Part of a data file
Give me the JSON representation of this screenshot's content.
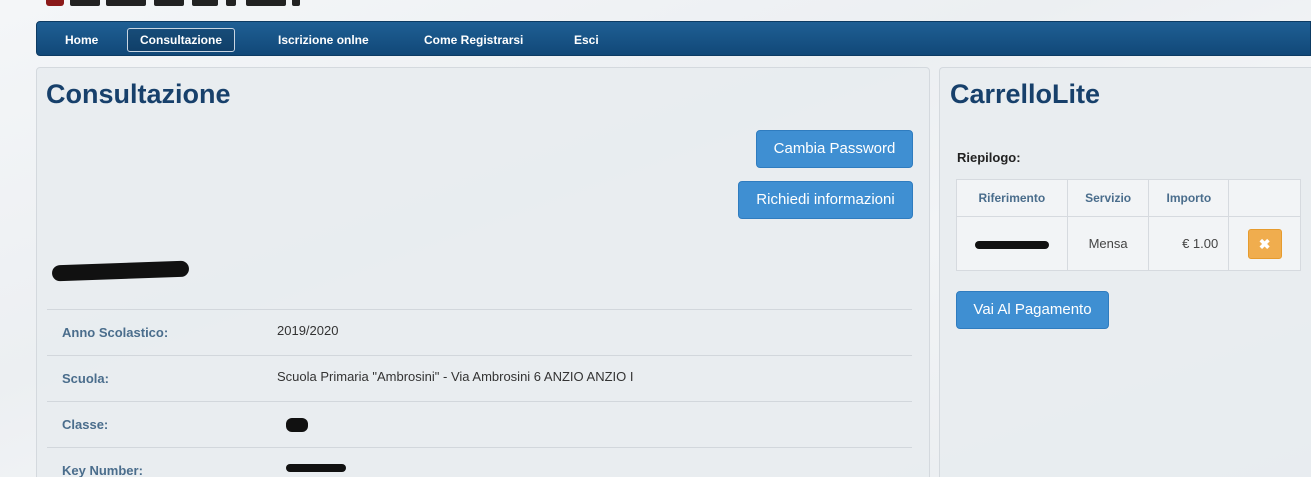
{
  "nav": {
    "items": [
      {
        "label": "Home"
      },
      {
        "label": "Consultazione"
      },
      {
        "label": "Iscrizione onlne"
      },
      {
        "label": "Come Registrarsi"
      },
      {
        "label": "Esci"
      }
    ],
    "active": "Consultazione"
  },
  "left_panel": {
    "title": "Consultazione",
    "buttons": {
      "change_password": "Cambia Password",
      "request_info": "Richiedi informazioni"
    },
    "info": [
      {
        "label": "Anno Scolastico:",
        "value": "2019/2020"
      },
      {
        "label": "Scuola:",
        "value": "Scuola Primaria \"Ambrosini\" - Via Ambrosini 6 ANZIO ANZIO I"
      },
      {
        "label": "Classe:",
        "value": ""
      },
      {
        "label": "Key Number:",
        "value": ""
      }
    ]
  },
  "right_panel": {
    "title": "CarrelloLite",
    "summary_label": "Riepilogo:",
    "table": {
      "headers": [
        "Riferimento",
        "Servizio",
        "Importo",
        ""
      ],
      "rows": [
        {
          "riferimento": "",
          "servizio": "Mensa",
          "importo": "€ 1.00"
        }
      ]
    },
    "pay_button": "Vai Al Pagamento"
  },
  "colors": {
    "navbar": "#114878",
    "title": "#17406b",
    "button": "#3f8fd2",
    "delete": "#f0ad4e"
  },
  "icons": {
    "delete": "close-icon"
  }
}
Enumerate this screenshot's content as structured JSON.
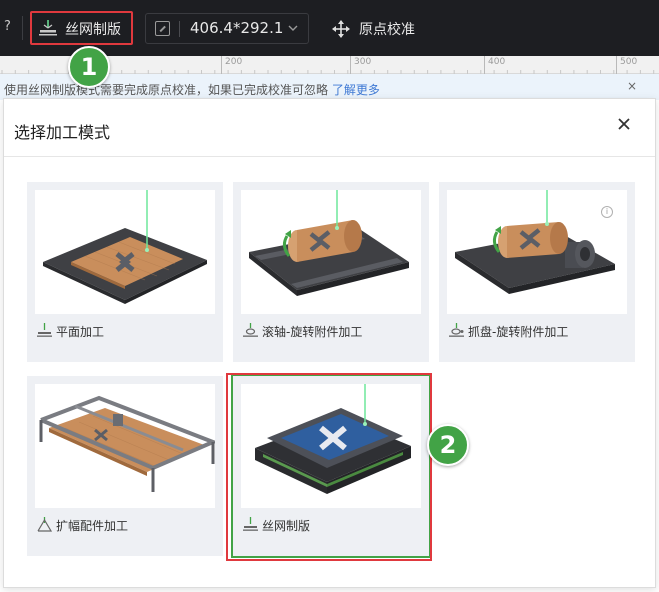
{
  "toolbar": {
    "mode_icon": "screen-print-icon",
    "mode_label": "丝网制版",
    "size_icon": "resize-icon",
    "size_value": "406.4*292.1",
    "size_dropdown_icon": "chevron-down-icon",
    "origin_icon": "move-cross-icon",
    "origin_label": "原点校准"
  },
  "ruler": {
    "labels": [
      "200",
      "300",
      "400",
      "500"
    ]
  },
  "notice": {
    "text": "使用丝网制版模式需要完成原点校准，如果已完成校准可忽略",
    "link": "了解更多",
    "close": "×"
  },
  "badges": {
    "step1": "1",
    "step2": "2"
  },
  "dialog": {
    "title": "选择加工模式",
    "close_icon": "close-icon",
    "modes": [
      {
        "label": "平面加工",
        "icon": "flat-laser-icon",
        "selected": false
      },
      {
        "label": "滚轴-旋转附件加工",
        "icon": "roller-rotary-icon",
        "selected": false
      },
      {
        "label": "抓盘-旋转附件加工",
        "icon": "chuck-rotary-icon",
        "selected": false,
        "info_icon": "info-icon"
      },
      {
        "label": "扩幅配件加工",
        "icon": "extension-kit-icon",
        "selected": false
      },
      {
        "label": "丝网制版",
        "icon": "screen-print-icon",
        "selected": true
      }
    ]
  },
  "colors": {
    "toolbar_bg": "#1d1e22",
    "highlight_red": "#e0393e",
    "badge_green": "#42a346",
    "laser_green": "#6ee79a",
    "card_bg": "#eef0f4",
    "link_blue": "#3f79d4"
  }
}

— DIRECTIONS —
The listing above must be printed again exactly, minus its pictures.

— ANSWER BELOW —
Give me the JSON representation of this screenshot's content.
{
  "nav": {
    "items": [
      {
        "label": "Home"
      },
      {
        "label": "Consultazione"
      },
      {
        "label": "Iscrizione onlne"
      },
      {
        "label": "Come Registrarsi"
      },
      {
        "label": "Esci"
      }
    ],
    "active": "Consultazione"
  },
  "left_panel": {
    "title": "Consultazione",
    "buttons": {
      "change_password": "Cambia Password",
      "request_info": "Richiedi informazioni"
    },
    "info": [
      {
        "label": "Anno Scolastico:",
        "value": "2019/2020"
      },
      {
        "label": "Scuola:",
        "value": "Scuola Primaria \"Ambrosini\" - Via Ambrosini 6 ANZIO ANZIO I"
      },
      {
        "label": "Classe:",
        "value": ""
      },
      {
        "label": "Key Number:",
        "value": ""
      }
    ]
  },
  "right_panel": {
    "title": "CarrelloLite",
    "summary_label": "Riepilogo:",
    "table": {
      "headers": [
        "Riferimento",
        "Servizio",
        "Importo",
        ""
      ],
      "rows": [
        {
          "riferimento": "",
          "servizio": "Mensa",
          "importo": "€ 1.00"
        }
      ]
    },
    "pay_button": "Vai Al Pagamento"
  },
  "colors": {
    "navbar": "#114878",
    "title": "#17406b",
    "button": "#3f8fd2",
    "delete": "#f0ad4e"
  },
  "icons": {
    "delete": "close-icon"
  }
}
Enumerate this screenshot's content as structured JSON.
{
  "toolbar": {
    "mode_icon": "screen-print-icon",
    "mode_label": "丝网制版",
    "size_icon": "resize-icon",
    "size_value": "406.4*292.1",
    "size_dropdown_icon": "chevron-down-icon",
    "origin_icon": "move-cross-icon",
    "origin_label": "原点校准"
  },
  "ruler": {
    "labels": [
      "200",
      "300",
      "400",
      "500"
    ]
  },
  "notice": {
    "text": "使用丝网制版模式需要完成原点校准，如果已完成校准可忽略",
    "link": "了解更多",
    "close": "×"
  },
  "badges": {
    "step1": "1",
    "step2": "2"
  },
  "dialog": {
    "title": "选择加工模式",
    "close_icon": "close-icon",
    "modes": [
      {
        "label": "平面加工",
        "icon": "flat-laser-icon",
        "selected": false
      },
      {
        "label": "滚轴-旋转附件加工",
        "icon": "roller-rotary-icon",
        "selected": false
      },
      {
        "label": "抓盘-旋转附件加工",
        "icon": "chuck-rotary-icon",
        "selected": false,
        "info_icon": "info-icon"
      },
      {
        "label": "扩幅配件加工",
        "icon": "extension-kit-icon",
        "selected": false
      },
      {
        "label": "丝网制版",
        "icon": "screen-print-icon",
        "selected": true
      }
    ]
  },
  "colors": {
    "toolbar_bg": "#1d1e22",
    "highlight_red": "#e0393e",
    "badge_green": "#42a346",
    "laser_green": "#6ee79a",
    "card_bg": "#eef0f4",
    "link_blue": "#3f79d4"
  }
}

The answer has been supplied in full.